**Stated goal:** Every entry below must be repeated exactly; skip the pictures.

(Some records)
>> Start

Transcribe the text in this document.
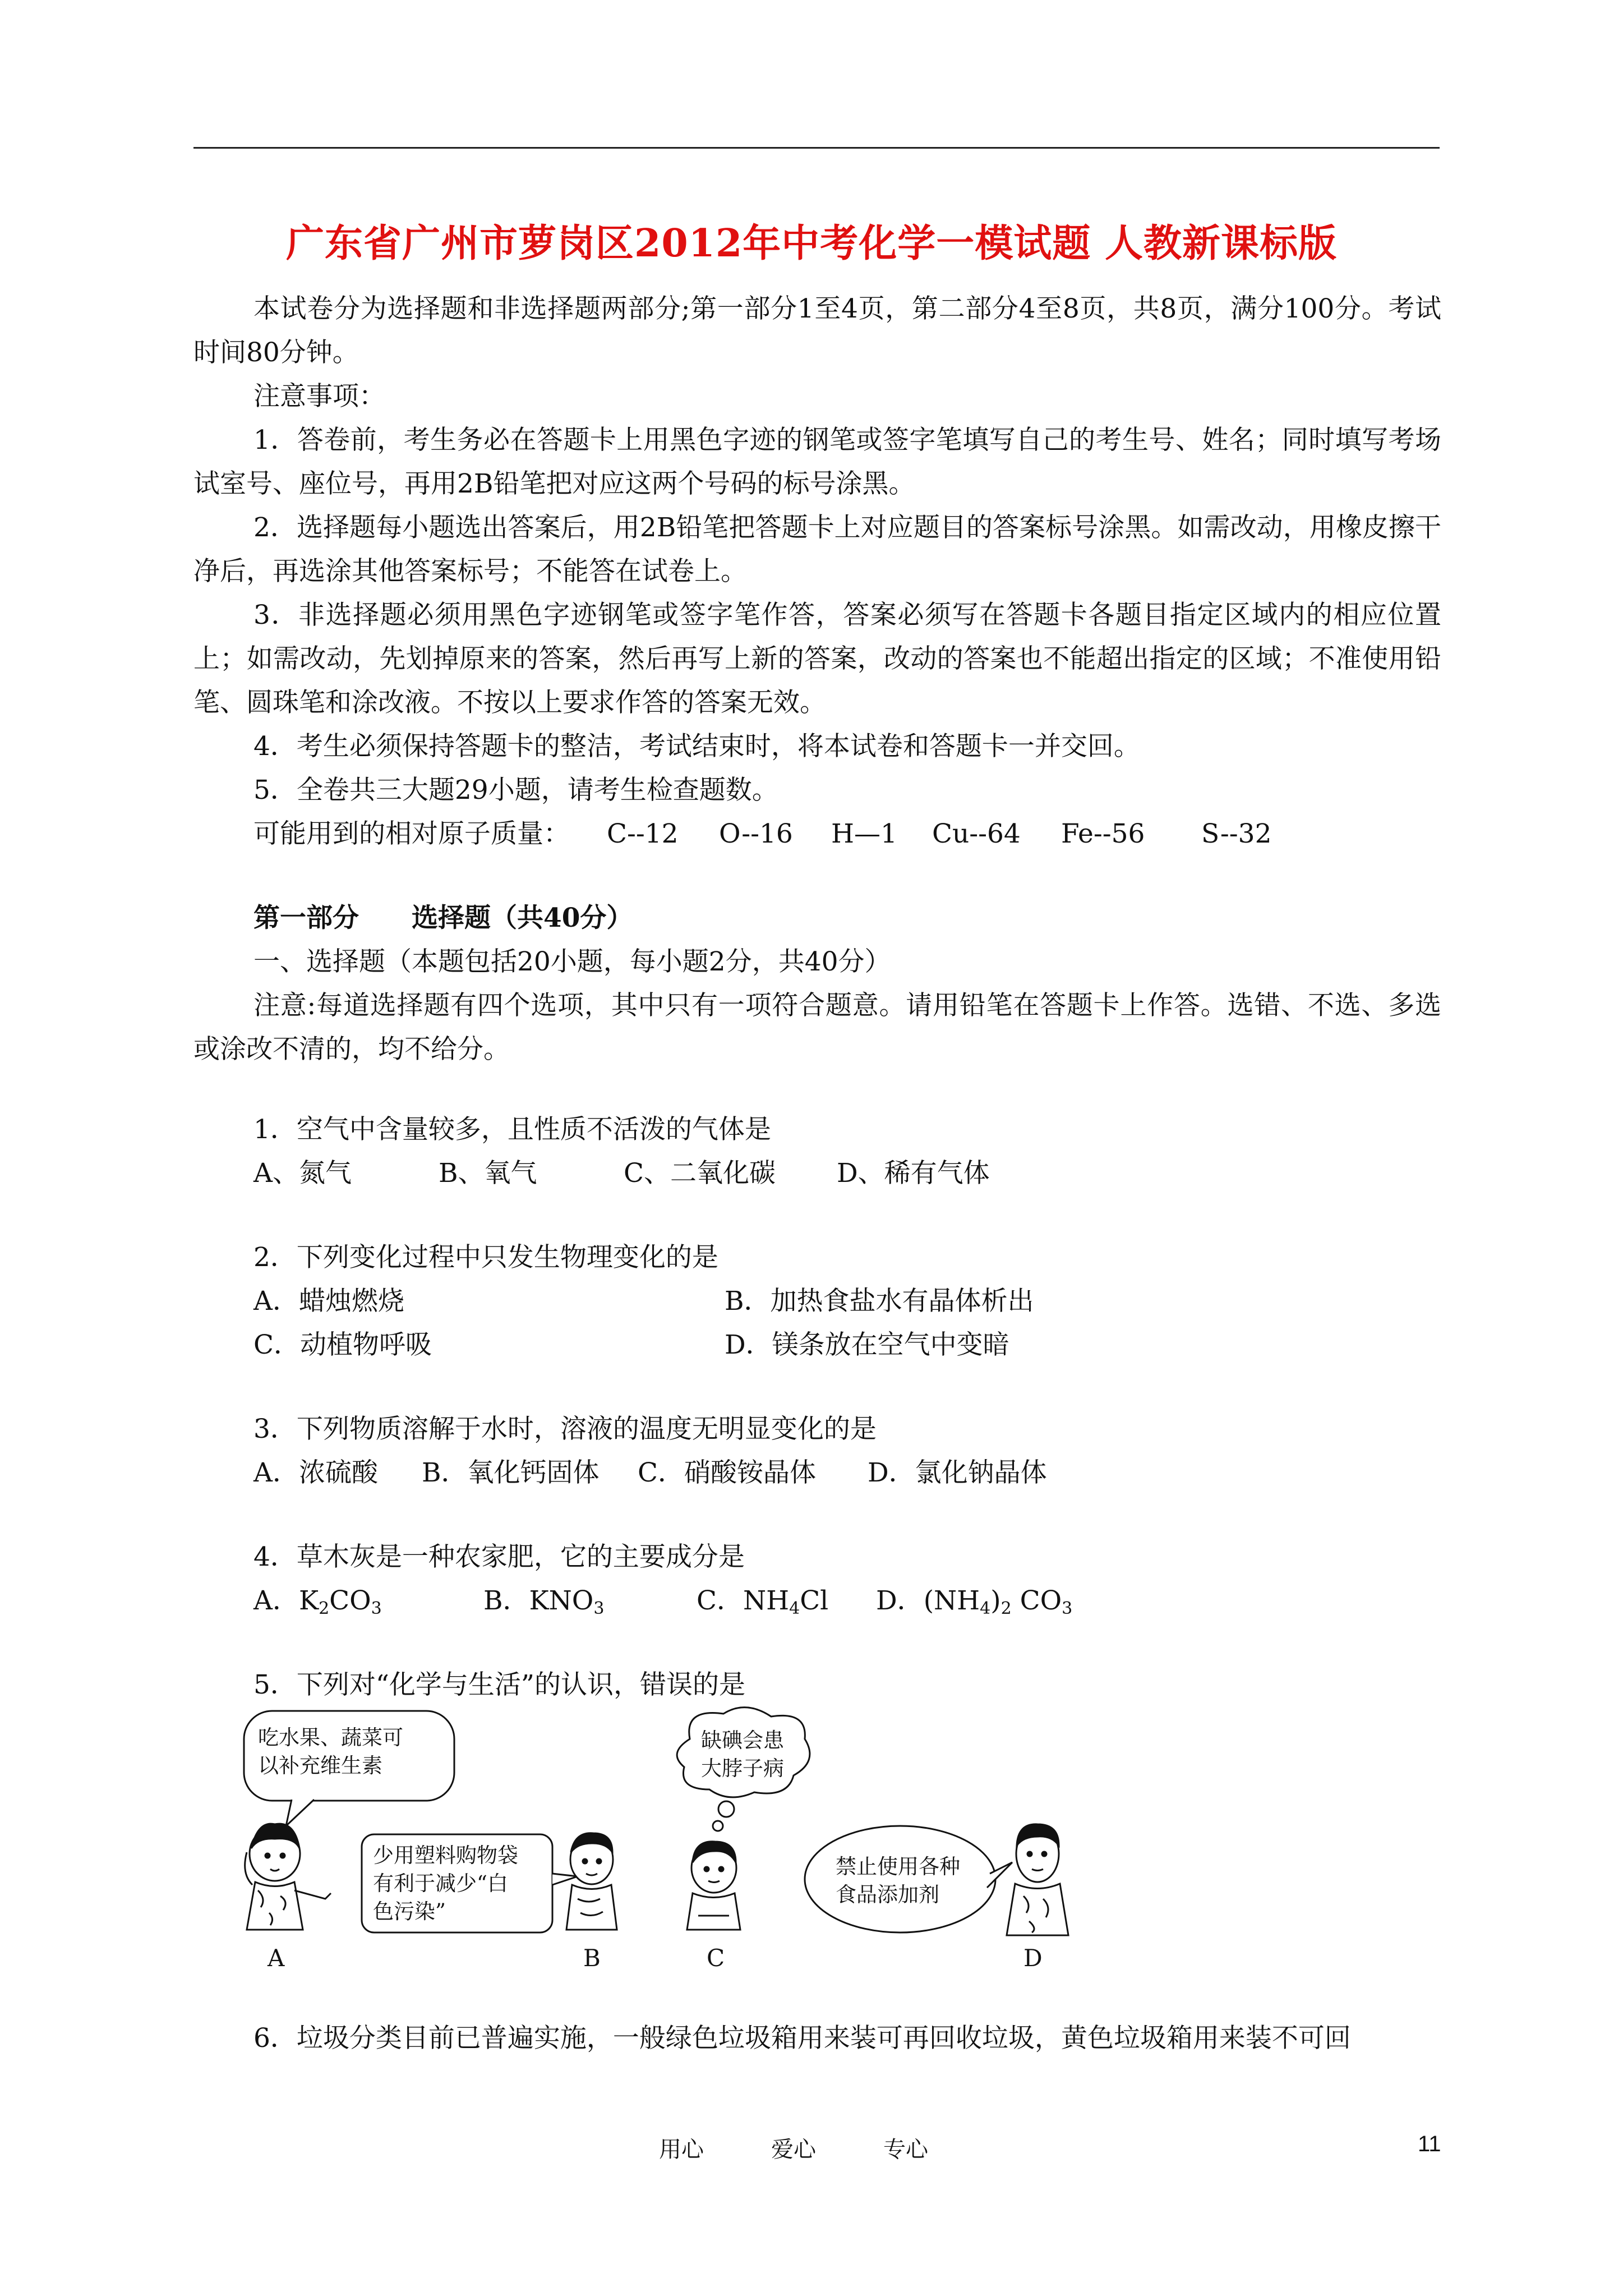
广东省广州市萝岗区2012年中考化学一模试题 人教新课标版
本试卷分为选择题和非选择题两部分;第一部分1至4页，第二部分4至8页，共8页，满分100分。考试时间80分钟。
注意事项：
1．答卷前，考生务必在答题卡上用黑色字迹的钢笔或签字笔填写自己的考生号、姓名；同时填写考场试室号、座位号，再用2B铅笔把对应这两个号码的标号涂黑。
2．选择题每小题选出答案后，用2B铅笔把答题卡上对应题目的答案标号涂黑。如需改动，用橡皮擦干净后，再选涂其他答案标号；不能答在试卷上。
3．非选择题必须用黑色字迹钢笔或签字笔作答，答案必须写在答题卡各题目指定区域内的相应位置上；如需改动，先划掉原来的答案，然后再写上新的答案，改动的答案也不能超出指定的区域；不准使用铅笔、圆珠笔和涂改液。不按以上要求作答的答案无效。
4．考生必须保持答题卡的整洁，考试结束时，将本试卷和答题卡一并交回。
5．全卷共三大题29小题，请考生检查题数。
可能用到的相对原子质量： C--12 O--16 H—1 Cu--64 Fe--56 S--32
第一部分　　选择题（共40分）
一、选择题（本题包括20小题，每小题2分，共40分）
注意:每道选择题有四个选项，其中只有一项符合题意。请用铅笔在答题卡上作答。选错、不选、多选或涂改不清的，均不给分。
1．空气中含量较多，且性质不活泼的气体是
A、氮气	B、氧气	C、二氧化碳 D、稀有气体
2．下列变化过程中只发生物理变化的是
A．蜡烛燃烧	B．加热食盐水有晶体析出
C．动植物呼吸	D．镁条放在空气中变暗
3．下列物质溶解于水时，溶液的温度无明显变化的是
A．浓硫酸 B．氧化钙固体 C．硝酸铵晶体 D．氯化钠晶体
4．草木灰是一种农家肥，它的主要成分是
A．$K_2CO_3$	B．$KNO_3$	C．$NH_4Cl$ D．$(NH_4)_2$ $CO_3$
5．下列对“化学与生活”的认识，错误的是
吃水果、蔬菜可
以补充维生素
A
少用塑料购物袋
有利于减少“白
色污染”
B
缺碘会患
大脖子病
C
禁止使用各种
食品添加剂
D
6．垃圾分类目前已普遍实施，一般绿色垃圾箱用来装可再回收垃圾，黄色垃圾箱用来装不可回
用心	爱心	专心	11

>> End

**Exercise result:**
Transcribe the text in this document.
广东省广州市萝岗区2012年中考化学一模试题 人教新课标版
本试卷分为选择题和非选择题两部分;第一部分1至4页，第二部分4至8页，共8页，满分100分。考试时间80分钟。
注意事项：
1．答卷前，考生务必在答题卡上用黑色字迹的钢笔或签字笔填写自己的考生号、姓名；同时填写考场试室号、座位号，再用2B铅笔把对应这两个号码的标号涂黑。
2．选择题每小题选出答案后，用2B铅笔把答题卡上对应题目的答案标号涂黑。如需改动，用橡皮擦干净后，再选涂其他答案标号；不能答在试卷上。
3．非选择题必须用黑色字迹钢笔或签字笔作答，答案必须写在答题卡各题目指定区域内的相应位置上；如需改动，先划掉原来的答案，然后再写上新的答案，改动的答案也不能超出指定的区域；不准使用铅笔、圆珠笔和涂改液。不按以上要求作答的答案无效。
4．考生必须保持答题卡的整洁，考试结束时，将本试卷和答题卡一并交回。
5．全卷共三大题29小题，请考生检查题数。
可能用到的相对原子质量： C--12 O--16 H—1 Cu--64 Fe--56 S--32
第一部分　　选择题（共40分）
一、选择题（本题包括20小题，每小题2分，共40分）
注意:每道选择题有四个选项，其中只有一项符合题意。请用铅笔在答题卡上作答。选错、不选、多选或涂改不清的，均不给分。
1．空气中含量较多，且性质不活泼的气体是
A、氮气	B、氧气	C、二氧化碳 D、稀有气体
2．下列变化过程中只发生物理变化的是
A．蜡烛燃烧	B．加热食盐水有晶体析出
C．动植物呼吸	D．镁条放在空气中变暗
3．下列物质溶解于水时，溶液的温度无明显变化的是
A．浓硫酸 B．氧化钙固体 C．硝酸铵晶体 D．氯化钠晶体
4．草木灰是一种农家肥，它的主要成分是
A．$K_2CO_3$	B．$KNO_3$	C．$NH_4Cl$ D．$(NH_4)_2$ $CO_3$
5．下列对“化学与生活”的认识，错误的是
吃水果、蔬菜可
以补充维生素
A
少用塑料购物袋
有利于减少“白
色污染”
B
缺碘会患
大脖子病
C
禁止使用各种
食品添加剂
D
6．垃圾分类目前已普遍实施，一般绿色垃圾箱用来装可再回收垃圾，黄色垃圾箱用来装不可回
用心	爱心	专心	11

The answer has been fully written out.